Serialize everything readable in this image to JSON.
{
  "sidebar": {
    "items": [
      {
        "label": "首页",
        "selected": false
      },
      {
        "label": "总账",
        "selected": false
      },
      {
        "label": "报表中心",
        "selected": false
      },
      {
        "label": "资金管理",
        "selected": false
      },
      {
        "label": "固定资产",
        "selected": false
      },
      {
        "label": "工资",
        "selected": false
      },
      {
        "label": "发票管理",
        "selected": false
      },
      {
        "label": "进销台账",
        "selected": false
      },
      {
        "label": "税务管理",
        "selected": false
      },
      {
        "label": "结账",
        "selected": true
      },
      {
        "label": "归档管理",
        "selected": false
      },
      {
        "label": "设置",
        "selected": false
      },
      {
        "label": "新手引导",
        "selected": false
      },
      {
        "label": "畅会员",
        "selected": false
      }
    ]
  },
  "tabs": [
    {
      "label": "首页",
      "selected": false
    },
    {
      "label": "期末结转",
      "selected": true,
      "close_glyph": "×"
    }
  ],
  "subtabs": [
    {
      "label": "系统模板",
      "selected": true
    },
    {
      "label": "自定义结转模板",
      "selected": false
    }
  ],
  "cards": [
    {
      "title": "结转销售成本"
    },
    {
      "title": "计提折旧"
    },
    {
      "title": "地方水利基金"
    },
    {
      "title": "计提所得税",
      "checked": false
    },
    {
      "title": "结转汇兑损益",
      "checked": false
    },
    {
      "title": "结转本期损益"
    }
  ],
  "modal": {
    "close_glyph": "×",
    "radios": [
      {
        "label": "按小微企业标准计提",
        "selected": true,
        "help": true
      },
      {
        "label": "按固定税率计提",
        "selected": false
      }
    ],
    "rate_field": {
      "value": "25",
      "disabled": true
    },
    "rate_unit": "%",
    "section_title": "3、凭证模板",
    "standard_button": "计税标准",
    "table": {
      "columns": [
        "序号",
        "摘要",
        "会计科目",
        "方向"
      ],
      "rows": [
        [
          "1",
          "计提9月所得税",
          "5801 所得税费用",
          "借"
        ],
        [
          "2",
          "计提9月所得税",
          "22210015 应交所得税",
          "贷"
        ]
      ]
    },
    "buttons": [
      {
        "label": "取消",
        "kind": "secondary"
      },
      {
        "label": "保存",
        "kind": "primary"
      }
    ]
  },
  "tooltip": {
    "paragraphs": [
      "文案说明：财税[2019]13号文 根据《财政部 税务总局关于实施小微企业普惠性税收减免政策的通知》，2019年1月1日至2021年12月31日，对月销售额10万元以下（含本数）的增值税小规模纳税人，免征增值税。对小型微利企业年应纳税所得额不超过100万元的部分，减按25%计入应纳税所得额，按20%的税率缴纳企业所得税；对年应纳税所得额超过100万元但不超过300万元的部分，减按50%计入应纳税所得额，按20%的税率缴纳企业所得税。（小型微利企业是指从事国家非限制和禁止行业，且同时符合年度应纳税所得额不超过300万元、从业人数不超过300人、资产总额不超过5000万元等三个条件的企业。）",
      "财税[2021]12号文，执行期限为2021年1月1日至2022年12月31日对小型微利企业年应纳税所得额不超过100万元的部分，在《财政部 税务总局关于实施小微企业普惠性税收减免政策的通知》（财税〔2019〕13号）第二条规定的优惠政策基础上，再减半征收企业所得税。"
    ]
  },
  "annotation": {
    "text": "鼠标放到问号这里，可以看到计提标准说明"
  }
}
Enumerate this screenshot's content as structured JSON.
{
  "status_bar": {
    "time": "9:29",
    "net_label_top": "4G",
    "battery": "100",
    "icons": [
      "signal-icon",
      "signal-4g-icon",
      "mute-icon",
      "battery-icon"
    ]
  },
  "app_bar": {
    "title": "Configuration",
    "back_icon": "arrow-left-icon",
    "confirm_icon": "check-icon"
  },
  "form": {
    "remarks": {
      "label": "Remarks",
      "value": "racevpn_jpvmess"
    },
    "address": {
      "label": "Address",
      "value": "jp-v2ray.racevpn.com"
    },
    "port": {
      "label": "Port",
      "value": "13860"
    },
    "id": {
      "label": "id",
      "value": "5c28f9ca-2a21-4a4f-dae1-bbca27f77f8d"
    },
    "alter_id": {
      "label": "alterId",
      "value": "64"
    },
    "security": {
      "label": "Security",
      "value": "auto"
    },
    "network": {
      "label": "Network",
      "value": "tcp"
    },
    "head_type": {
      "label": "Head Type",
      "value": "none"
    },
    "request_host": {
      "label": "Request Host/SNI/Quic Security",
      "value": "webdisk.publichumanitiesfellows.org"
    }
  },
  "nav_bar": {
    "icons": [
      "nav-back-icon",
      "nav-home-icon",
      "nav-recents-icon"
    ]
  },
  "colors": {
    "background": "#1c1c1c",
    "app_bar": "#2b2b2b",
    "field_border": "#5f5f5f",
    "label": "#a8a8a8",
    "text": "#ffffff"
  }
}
★ ★ ★ ★ ★
**WORK TO DO**:
Filter the data, keeping only the lines that contain "true".

**ANSWER TO THE PROBLEM**:
        "selected": true
      "selected": true,
      "selected": true
        "selected": true,
        "help": true
      "disabled": true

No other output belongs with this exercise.